# Your instructions:
Copy all of the material below exactly.

(Figure collection entries)

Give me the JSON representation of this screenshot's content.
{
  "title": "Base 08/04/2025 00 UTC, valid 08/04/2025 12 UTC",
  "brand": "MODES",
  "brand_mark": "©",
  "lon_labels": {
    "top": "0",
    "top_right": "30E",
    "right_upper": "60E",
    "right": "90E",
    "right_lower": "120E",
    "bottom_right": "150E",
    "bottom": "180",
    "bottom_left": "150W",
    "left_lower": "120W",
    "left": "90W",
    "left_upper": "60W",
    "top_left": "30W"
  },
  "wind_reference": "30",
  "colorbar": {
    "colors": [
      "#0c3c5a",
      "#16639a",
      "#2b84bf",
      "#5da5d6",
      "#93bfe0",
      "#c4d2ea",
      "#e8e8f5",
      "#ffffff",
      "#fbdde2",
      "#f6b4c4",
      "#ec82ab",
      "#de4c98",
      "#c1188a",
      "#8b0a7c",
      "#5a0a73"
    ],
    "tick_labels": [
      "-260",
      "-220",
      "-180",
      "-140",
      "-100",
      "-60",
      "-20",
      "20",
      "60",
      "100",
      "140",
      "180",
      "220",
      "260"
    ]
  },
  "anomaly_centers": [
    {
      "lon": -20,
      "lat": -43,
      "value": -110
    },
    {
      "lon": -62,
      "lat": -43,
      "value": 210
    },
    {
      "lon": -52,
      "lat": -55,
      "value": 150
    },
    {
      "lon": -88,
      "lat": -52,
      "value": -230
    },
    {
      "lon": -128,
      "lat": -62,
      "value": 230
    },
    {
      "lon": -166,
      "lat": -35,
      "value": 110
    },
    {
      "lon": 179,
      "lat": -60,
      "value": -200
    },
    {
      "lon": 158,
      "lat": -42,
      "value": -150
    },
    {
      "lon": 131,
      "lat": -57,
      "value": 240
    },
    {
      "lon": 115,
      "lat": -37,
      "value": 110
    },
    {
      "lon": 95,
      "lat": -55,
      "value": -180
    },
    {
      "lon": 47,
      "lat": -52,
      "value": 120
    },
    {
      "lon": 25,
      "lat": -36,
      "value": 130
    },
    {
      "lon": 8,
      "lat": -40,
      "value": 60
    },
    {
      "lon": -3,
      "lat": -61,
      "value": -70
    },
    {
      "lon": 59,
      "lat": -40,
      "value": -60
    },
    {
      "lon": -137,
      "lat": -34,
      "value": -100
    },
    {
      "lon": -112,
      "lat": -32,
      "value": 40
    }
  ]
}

# Answer:
Give me the JSON representation of this screenshot's content.
{
  "title": "Base 08/04/2025 00 UTC, valid 08/04/2025 12 UTC",
  "brand": "MODES",
  "brand_mark": "©",
  "lon_labels": {
    "top": "0",
    "top_right": "30E",
    "right_upper": "60E",
    "right": "90E",
    "right_lower": "120E",
    "bottom_right": "150E",
    "bottom": "180",
    "bottom_left": "150W",
    "left_lower": "120W",
    "left": "90W",
    "left_upper": "60W",
    "top_left": "30W"
  },
  "wind_reference": "30",
  "colorbar": {
    "colors": [
      "#0c3c5a",
      "#16639a",
      "#2b84bf",
      "#5da5d6",
      "#93bfe0",
      "#c4d2ea",
      "#e8e8f5",
      "#ffffff",
      "#fbdde2",
      "#f6b4c4",
      "#ec82ab",
      "#de4c98",
      "#c1188a",
      "#8b0a7c",
      "#5a0a73"
    ],
    "tick_labels": [
      "-260",
      "-220",
      "-180",
      "-140",
      "-100",
      "-60",
      "-20",
      "20",
      "60",
      "100",
      "140",
      "180",
      "220",
      "260"
    ]
  },
  "anomaly_centers": [
    {
      "lon": -20,
      "lat": -43,
      "value": -110
    },
    {
      "lon": -62,
      "lat": -43,
      "value": 210
    },
    {
      "lon": -52,
      "lat": -55,
      "value": 150
    },
    {
      "lon": -88,
      "lat": -52,
      "value": -230
    },
    {
      "lon": -128,
      "lat": -62,
      "value": 230
    },
    {
      "lon": -166,
      "lat": -35,
      "value": 110
    },
    {
      "lon": 179,
      "lat": -60,
      "value": -200
    },
    {
      "lon": 158,
      "lat": -42,
      "value": -150
    },
    {
      "lon": 131,
      "lat": -57,
      "value": 240
    },
    {
      "lon": 115,
      "lat": -37,
      "value": 110
    },
    {
      "lon": 95,
      "lat": -55,
      "value": -180
    },
    {
      "lon": 47,
      "lat": -52,
      "value": 120
    },
    {
      "lon": 25,
      "lat": -36,
      "value": 130
    },
    {
      "lon": 8,
      "lat": -40,
      "value": 60
    },
    {
      "lon": -3,
      "lat": -61,
      "value": -70
    },
    {
      "lon": 59,
      "lat": -40,
      "value": -60
    },
    {
      "lon": -137,
      "lat": -34,
      "value": -100
    },
    {
      "lon": -112,
      "lat": -32,
      "value": 40
    }
  ]
}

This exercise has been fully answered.